JOB: Every line in the listing is to be echoed verbatim.

RECORDS FOR THE TASK:

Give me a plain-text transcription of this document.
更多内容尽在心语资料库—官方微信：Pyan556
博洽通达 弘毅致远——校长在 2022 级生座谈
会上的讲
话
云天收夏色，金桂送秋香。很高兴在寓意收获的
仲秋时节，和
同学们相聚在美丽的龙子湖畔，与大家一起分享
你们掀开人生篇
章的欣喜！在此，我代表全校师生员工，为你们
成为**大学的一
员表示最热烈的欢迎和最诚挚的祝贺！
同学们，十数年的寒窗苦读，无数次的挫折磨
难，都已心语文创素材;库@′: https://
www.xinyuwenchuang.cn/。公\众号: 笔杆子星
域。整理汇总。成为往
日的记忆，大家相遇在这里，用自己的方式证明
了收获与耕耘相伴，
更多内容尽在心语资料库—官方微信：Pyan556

SOLVED PROBLEM:
Give me a plain-text transcription of this document.
更多内容尽在心语资料库—官方微信：Pyan556
博洽通达 弘毅致远——校长在 2022 级生座谈
会上的讲
话
云天收夏色，金桂送秋香。很高兴在寓意收获的
仲秋时节，和
同学们相聚在美丽的龙子湖畔，与大家一起分享
你们掀开人生篇
章的欣喜！在此，我代表全校师生员工，为你们
成为**大学的一
员表示最热烈的欢迎和最诚挚的祝贺！
同学们，十数年的寒窗苦读，无数次的挫折磨
难，都已心语文创素材;库@′: https://
www.xinyuwenchuang.cn/。公\众号: 笔杆子星
域。整理汇总。成为往
日的记忆，大家相遇在这里，用自己的方式证明
了收获与耕耘相伴，
更多内容尽在心语资料库—官方微信：Pyan556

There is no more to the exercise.